### STATED EXERCISE
Copy everything in the data below exactly except the pictures.

○ ○ ○ ○ ○ ○ ○

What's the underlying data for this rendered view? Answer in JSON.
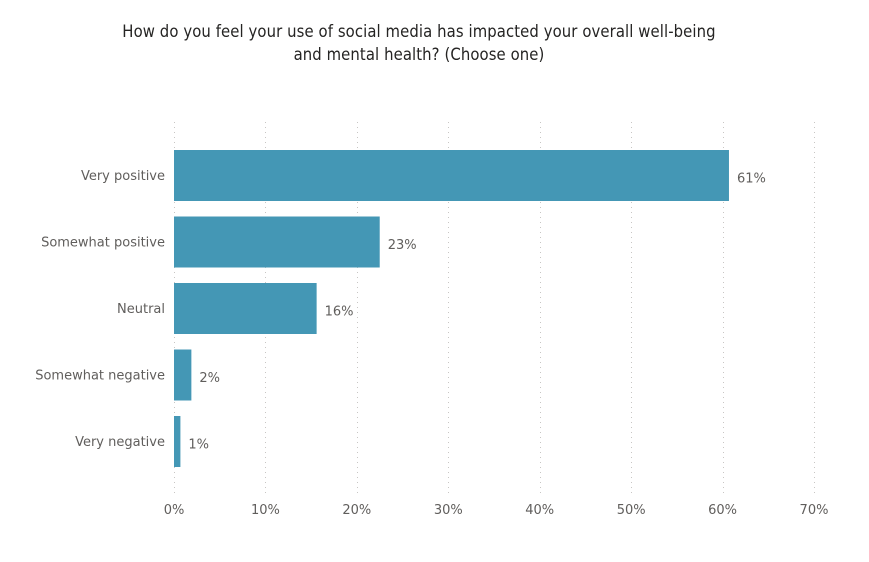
{
  "chart_data": {
    "type": "bar",
    "orientation": "horizontal",
    "title_lines": [
      "How do you feel your use of social media has impacted your overall well-being",
      "and mental health? (Choose one)"
    ],
    "categories": [
      "Very positive",
      "Somewhat positive",
      "Neutral",
      "Somewhat negative",
      "Very negative"
    ],
    "values": [
      60.7,
      22.5,
      15.6,
      1.9,
      0.7
    ],
    "data_labels": [
      "61%",
      "23%",
      "16%",
      "2%",
      "1%"
    ],
    "xlim": [
      0,
      70
    ],
    "xticks": [
      0,
      10,
      20,
      30,
      40,
      50,
      60,
      70
    ],
    "xtick_labels": [
      "0%",
      "10%",
      "20%",
      "30%",
      "40%",
      "50%",
      "60%",
      "70%"
    ],
    "xlabel": "",
    "ylabel": "",
    "grid": "vertical-dotted",
    "legend": "none",
    "bar_color": "#4497b5",
    "grid_color": "#c8c6c4",
    "text_color": "#605e5c"
  }
}
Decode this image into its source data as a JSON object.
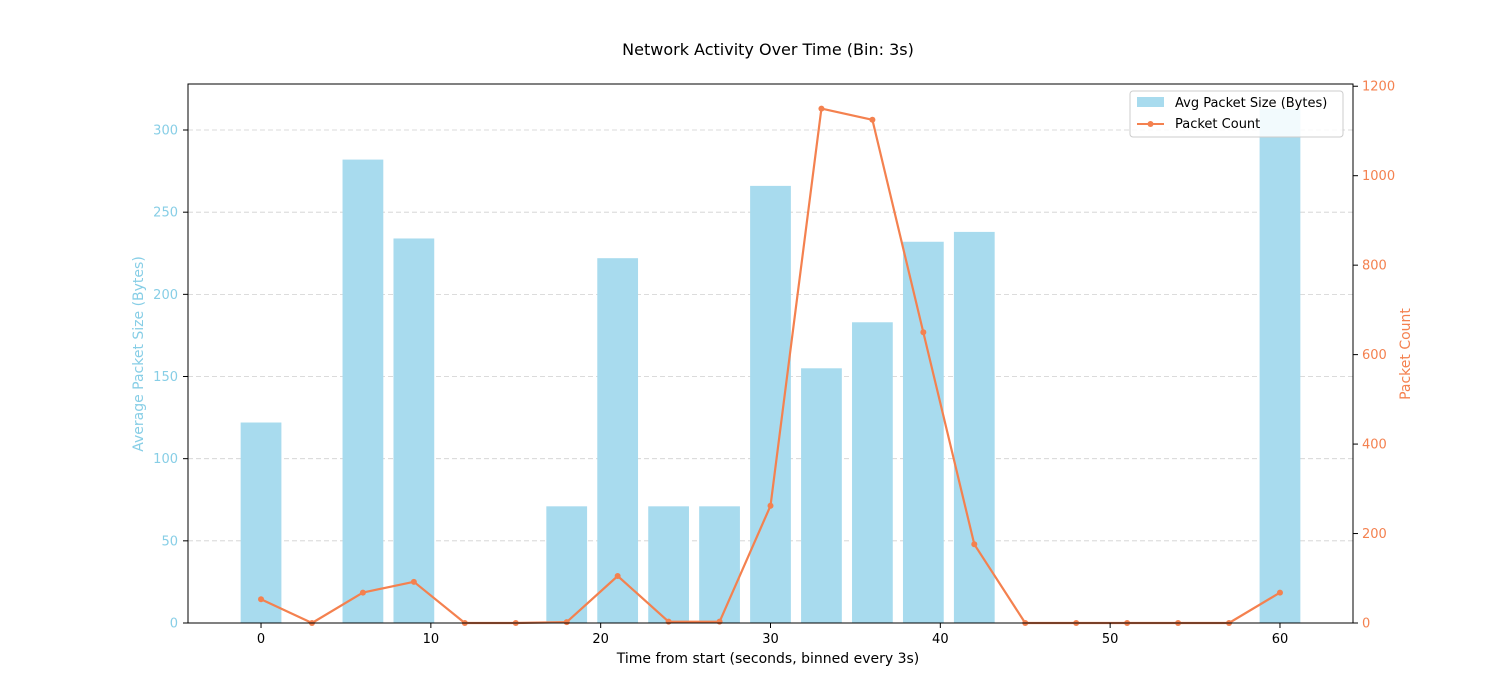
{
  "chart_data": {
    "type": "bar",
    "title": "Network Activity Over Time (Bin: 3s)",
    "xlabel": "Time from start (seconds, binned every 3s)",
    "ylabel": "Average Packet Size (Bytes)",
    "y2label": "Packet Count",
    "xlim": [
      -4.3,
      64.3
    ],
    "ylim": [
      0,
      328
    ],
    "y2lim": [
      0,
      1205
    ],
    "x_ticks": [
      0,
      10,
      20,
      30,
      40,
      50,
      60
    ],
    "y_ticks": [
      0,
      50,
      100,
      150,
      200,
      250,
      300
    ],
    "y2_ticks": [
      0,
      200,
      400,
      600,
      800,
      1000,
      1200
    ],
    "grid": "horizontal dashed",
    "legend_position": "top-right",
    "x": [
      0,
      3,
      6,
      9,
      12,
      15,
      18,
      21,
      24,
      27,
      30,
      33,
      36,
      39,
      42,
      45,
      48,
      51,
      54,
      57,
      60
    ],
    "series": [
      {
        "name": "Avg Packet Size (Bytes)",
        "kind": "bar",
        "axis": "left",
        "color": "#a8dbee",
        "values": [
          122,
          0,
          282,
          234,
          0,
          0,
          71,
          222,
          71,
          71,
          266,
          155,
          183,
          232,
          238,
          0,
          0,
          0,
          0,
          0,
          313
        ]
      },
      {
        "name": "Packet Count",
        "kind": "line",
        "axis": "right",
        "color": "#f4814f",
        "values": [
          53,
          0,
          68,
          92,
          0,
          0,
          2,
          105,
          3,
          3,
          262,
          1150,
          1125,
          650,
          176,
          0,
          0,
          0,
          0,
          0,
          68
        ]
      }
    ],
    "colors": {
      "left_axis": "#87cee6",
      "right_axis": "#f4814f",
      "grid": "#d0d0d0"
    }
  }
}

○ ○ ○ ○ ○ ○ ○

### WRITTEN SOLUTION
What's the underlying data for this rendered view? Answer in JSON.
{
  "chart_data": {
    "type": "bar",
    "orientation": "horizontal",
    "title_lines": [
      "How do you feel your use of social media has impacted your overall well-being",
      "and mental health? (Choose one)"
    ],
    "categories": [
      "Very positive",
      "Somewhat positive",
      "Neutral",
      "Somewhat negative",
      "Very negative"
    ],
    "values": [
      60.7,
      22.5,
      15.6,
      1.9,
      0.7
    ],
    "data_labels": [
      "61%",
      "23%",
      "16%",
      "2%",
      "1%"
    ],
    "xlim": [
      0,
      70
    ],
    "xticks": [
      0,
      10,
      20,
      30,
      40,
      50,
      60,
      70
    ],
    "xtick_labels": [
      "0%",
      "10%",
      "20%",
      "30%",
      "40%",
      "50%",
      "60%",
      "70%"
    ],
    "xlabel": "",
    "ylabel": "",
    "grid": "vertical-dotted",
    "legend": "none",
    "bar_color": "#4497b5",
    "grid_color": "#c8c6c4",
    "text_color": "#605e5c"
  }
}
Decode this image into its source data as a JSON object.
{
  "chart_data": {
    "type": "bar",
    "title": "Network Activity Over Time (Bin: 3s)",
    "xlabel": "Time from start (seconds, binned every 3s)",
    "ylabel": "Average Packet Size (Bytes)",
    "y2label": "Packet Count",
    "xlim": [
      -4.3,
      64.3
    ],
    "ylim": [
      0,
      328
    ],
    "y2lim": [
      0,
      1205
    ],
    "x_ticks": [
      0,
      10,
      20,
      30,
      40,
      50,
      60
    ],
    "y_ticks": [
      0,
      50,
      100,
      150,
      200,
      250,
      300
    ],
    "y2_ticks": [
      0,
      200,
      400,
      600,
      800,
      1000,
      1200
    ],
    "grid": "horizontal dashed",
    "legend_position": "top-right",
    "x": [
      0,
      3,
      6,
      9,
      12,
      15,
      18,
      21,
      24,
      27,
      30,
      33,
      36,
      39,
      42,
      45,
      48,
      51,
      54,
      57,
      60
    ],
    "series": [
      {
        "name": "Avg Packet Size (Bytes)",
        "kind": "bar",
        "axis": "left",
        "color": "#a8dbee",
        "values": [
          122,
          0,
          282,
          234,
          0,
          0,
          71,
          222,
          71,
          71,
          266,
          155,
          183,
          232,
          238,
          0,
          0,
          0,
          0,
          0,
          313
        ]
      },
      {
        "name": "Packet Count",
        "kind": "line",
        "axis": "right",
        "color": "#f4814f",
        "values": [
          53,
          0,
          68,
          92,
          0,
          0,
          2,
          105,
          3,
          3,
          262,
          1150,
          1125,
          650,
          176,
          0,
          0,
          0,
          0,
          0,
          68
        ]
      }
    ],
    "colors": {
      "left_axis": "#87cee6",
      "right_axis": "#f4814f",
      "grid": "#d0d0d0"
    }
  }
}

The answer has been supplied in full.